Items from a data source

** start **

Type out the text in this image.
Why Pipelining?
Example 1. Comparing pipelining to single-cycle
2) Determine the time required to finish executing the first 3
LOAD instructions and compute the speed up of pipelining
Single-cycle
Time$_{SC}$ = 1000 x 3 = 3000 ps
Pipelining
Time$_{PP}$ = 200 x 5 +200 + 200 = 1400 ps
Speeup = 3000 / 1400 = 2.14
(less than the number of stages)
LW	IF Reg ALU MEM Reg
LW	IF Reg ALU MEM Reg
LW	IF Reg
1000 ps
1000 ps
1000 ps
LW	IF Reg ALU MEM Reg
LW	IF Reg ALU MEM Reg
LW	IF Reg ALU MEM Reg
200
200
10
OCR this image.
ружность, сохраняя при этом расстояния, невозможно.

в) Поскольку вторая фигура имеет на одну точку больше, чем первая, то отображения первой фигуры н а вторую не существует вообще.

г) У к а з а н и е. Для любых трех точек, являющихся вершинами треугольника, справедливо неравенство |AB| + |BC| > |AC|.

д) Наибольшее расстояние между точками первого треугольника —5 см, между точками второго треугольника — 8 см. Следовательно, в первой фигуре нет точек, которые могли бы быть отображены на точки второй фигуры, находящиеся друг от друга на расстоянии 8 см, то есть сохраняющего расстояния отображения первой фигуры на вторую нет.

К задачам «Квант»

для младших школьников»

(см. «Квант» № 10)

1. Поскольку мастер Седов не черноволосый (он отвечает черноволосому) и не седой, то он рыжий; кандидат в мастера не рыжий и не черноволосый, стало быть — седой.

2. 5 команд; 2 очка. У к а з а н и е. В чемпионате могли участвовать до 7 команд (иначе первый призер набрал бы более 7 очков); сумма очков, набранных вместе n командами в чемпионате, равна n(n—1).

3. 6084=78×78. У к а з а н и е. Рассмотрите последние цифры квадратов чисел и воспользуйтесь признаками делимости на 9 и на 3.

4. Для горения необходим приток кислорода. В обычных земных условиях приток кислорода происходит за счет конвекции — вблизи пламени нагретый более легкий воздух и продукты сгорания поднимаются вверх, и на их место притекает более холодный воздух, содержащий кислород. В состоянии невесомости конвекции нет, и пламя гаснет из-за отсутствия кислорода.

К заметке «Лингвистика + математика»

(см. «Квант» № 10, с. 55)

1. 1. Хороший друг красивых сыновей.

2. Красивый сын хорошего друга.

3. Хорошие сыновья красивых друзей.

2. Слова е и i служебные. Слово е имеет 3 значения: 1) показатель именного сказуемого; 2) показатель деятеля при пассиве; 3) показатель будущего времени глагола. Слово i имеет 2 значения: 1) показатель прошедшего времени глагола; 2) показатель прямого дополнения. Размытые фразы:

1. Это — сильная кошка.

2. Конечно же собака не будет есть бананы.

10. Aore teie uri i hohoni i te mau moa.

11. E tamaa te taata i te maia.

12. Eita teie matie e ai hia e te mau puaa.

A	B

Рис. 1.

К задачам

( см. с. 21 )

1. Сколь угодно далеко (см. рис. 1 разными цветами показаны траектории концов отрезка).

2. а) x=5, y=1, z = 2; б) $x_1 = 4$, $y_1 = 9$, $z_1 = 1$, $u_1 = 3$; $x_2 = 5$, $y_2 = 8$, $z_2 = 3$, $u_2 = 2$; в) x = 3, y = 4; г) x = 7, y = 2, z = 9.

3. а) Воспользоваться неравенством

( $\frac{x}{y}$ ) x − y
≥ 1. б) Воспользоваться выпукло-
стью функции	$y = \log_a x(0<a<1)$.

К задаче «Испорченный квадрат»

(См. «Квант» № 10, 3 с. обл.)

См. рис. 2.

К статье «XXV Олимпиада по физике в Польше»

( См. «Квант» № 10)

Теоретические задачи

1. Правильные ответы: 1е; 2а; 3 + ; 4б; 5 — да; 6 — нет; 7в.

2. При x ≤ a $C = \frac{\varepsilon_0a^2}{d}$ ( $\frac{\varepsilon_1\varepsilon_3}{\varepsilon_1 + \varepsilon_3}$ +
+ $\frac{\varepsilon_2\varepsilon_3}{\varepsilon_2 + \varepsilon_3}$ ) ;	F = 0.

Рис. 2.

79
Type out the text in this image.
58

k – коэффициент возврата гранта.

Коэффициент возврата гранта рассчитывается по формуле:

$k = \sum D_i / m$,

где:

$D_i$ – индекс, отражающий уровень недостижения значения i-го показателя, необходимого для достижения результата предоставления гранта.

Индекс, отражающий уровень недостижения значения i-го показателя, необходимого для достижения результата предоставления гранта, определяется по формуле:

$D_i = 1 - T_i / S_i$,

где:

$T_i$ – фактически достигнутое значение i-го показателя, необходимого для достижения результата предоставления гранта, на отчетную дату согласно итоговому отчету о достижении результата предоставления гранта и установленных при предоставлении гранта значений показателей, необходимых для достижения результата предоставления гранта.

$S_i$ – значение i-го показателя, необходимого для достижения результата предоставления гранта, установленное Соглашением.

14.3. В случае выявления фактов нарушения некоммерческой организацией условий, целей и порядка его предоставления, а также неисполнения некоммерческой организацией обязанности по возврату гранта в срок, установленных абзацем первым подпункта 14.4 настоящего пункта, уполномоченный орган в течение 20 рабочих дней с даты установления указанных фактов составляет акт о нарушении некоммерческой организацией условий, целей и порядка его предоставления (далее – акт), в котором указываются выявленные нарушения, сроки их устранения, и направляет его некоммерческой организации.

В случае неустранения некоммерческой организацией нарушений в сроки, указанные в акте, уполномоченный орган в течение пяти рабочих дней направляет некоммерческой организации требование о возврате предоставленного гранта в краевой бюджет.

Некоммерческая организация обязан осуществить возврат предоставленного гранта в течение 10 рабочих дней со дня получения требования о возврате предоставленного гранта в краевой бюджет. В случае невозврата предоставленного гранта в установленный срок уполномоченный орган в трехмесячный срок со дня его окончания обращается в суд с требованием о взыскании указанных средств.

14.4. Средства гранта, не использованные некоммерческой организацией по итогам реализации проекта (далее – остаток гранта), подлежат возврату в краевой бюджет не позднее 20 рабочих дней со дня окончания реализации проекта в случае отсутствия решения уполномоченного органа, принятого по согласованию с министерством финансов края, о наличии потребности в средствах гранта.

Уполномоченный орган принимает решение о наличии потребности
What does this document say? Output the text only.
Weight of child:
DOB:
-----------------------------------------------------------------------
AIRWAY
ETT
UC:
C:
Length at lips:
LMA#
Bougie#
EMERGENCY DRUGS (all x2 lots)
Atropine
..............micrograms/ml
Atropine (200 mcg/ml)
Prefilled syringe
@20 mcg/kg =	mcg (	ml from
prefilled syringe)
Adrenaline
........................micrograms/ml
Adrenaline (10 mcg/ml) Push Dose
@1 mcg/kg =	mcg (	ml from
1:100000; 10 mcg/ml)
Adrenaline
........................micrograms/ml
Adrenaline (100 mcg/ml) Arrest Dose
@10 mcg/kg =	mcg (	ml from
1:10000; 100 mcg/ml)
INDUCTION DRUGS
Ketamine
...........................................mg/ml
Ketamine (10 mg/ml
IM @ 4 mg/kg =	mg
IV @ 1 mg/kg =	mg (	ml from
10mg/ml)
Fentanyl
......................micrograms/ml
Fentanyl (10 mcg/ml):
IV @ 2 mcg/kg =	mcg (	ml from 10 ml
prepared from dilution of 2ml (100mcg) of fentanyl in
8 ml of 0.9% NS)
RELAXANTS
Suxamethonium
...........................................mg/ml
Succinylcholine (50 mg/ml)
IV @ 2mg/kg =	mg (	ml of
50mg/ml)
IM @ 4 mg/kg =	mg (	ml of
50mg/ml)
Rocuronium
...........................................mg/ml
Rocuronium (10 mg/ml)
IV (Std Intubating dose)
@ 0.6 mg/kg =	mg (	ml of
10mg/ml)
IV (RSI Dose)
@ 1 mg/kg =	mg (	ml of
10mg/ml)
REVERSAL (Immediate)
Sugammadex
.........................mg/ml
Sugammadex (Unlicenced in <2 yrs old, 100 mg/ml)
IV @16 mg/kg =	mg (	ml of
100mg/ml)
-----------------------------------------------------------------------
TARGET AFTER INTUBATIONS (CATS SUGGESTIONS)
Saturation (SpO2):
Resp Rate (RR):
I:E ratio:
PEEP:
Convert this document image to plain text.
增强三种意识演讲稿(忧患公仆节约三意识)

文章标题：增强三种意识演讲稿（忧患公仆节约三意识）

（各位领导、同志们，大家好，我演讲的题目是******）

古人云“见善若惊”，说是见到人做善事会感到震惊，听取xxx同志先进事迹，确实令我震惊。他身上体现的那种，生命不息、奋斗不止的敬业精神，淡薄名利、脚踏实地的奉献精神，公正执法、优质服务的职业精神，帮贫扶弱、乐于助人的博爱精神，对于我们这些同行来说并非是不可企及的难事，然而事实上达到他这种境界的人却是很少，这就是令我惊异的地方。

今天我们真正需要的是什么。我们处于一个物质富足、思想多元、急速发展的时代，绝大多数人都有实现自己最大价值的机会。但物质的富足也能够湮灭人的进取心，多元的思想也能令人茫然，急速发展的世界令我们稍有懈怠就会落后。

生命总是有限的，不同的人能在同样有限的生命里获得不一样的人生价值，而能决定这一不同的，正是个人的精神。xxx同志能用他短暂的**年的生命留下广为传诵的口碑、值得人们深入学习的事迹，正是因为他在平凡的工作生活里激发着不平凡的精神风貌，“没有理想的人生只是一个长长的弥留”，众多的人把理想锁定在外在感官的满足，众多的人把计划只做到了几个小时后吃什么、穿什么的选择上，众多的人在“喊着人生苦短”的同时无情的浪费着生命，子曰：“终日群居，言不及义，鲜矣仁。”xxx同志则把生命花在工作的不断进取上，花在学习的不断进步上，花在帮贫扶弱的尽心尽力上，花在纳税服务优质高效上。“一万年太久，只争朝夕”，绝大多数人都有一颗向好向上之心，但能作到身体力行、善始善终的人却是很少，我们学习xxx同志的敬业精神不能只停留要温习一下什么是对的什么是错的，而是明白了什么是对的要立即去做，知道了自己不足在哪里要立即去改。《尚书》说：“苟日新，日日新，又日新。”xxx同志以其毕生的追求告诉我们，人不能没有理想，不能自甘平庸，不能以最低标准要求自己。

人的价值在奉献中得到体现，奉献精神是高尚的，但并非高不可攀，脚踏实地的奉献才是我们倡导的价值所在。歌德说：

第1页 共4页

** end **

Job: Exactly reproduce the lines that run from the line with "Convert this document image to plain text." through the last line of the records, inclusive.

The reply:
Convert this document image to plain text.
增强三种意识演讲稿(忧患公仆节约三意识)

文章标题：增强三种意识演讲稿（忧患公仆节约三意识）

（各位领导、同志们，大家好，我演讲的题目是******）

古人云“见善若惊”，说是见到人做善事会感到震惊，听取xxx同志先进事迹，确实令我震惊。他身上体现的那种，生命不息、奋斗不止的敬业精神，淡薄名利、脚踏实地的奉献精神，公正执法、优质服务的职业精神，帮贫扶弱、乐于助人的博爱精神，对于我们这些同行来说并非是不可企及的难事，然而事实上达到他这种境界的人却是很少，这就是令我惊异的地方。

今天我们真正需要的是什么。我们处于一个物质富足、思想多元、急速发展的时代，绝大多数人都有实现自己最大价值的机会。但物质的富足也能够湮灭人的进取心，多元的思想也能令人茫然，急速发展的世界令我们稍有懈怠就会落后。

生命总是有限的，不同的人能在同样有限的生命里获得不一样的人生价值，而能决定这一不同的，正是个人的精神。xxx同志能用他短暂的**年的生命留下广为传诵的口碑、值得人们深入学习的事迹，正是因为他在平凡的工作生活里激发着不平凡的精神风貌，“没有理想的人生只是一个长长的弥留”，众多的人把理想锁定在外在感官的满足，众多的人把计划只做到了几个小时后吃什么、穿什么的选择上，众多的人在“喊着人生苦短”的同时无情的浪费着生命，子曰：“终日群居，言不及义，鲜矣仁。”xxx同志则把生命花在工作的不断进取上，花在学习的不断进步上，花在帮贫扶弱的尽心尽力上，花在纳税服务优质高效上。“一万年太久，只争朝夕”，绝大多数人都有一颗向好向上之心，但能作到身体力行、善始善终的人却是很少，我们学习xxx同志的敬业精神不能只停留要温习一下什么是对的什么是错的，而是明白了什么是对的要立即去做，知道了自己不足在哪里要立即去改。《尚书》说：“苟日新，日日新，又日新。”xxx同志以其毕生的追求告诉我们，人不能没有理想，不能自甘平庸，不能以最低标准要求自己。

人的价值在奉献中得到体现，奉献精神是高尚的，但并非高不可攀，脚踏实地的奉献才是我们倡导的价值所在。歌德说：

第1页 共4页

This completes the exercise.